**TASK STATEMENT**
All lines holding the string "this" are to be shown.

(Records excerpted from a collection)
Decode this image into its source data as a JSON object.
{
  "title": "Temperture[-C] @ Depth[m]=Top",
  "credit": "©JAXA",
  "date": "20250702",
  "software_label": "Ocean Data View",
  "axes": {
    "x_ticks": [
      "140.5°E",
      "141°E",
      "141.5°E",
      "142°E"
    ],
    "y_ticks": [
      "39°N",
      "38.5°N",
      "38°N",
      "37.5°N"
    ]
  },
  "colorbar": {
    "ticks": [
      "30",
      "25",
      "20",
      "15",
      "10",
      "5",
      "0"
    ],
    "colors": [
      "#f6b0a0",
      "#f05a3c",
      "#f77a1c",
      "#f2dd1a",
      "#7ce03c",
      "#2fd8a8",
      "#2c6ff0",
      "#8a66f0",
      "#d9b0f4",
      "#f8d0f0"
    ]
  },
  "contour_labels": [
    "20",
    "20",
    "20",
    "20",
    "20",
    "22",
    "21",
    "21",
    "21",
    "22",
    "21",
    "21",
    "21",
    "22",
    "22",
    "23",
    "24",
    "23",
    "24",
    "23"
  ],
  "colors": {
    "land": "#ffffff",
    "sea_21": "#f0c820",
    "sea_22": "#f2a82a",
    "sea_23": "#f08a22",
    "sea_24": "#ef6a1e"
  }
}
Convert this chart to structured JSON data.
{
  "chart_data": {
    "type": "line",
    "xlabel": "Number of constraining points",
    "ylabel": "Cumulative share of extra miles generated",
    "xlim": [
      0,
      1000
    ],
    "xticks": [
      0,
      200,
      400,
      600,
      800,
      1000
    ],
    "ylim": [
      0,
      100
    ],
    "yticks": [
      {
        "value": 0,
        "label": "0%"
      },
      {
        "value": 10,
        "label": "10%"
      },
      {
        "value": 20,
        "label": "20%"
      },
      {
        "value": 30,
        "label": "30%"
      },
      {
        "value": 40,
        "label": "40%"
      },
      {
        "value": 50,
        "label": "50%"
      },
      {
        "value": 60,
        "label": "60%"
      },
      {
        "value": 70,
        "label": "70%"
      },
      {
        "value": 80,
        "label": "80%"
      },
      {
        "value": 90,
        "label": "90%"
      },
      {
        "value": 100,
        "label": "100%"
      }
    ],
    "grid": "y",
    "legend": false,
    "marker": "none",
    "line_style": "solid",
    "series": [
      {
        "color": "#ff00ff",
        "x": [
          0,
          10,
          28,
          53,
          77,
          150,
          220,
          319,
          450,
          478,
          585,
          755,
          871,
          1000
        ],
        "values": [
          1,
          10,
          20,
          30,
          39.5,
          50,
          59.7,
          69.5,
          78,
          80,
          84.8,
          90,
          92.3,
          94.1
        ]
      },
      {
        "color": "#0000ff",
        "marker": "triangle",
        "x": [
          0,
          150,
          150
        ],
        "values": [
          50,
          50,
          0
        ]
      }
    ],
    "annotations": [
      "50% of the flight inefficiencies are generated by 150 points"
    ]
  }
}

**FINAL RESULT**
Decode this image into its source data as a JSON object.
Convert this chart to structured JSON data.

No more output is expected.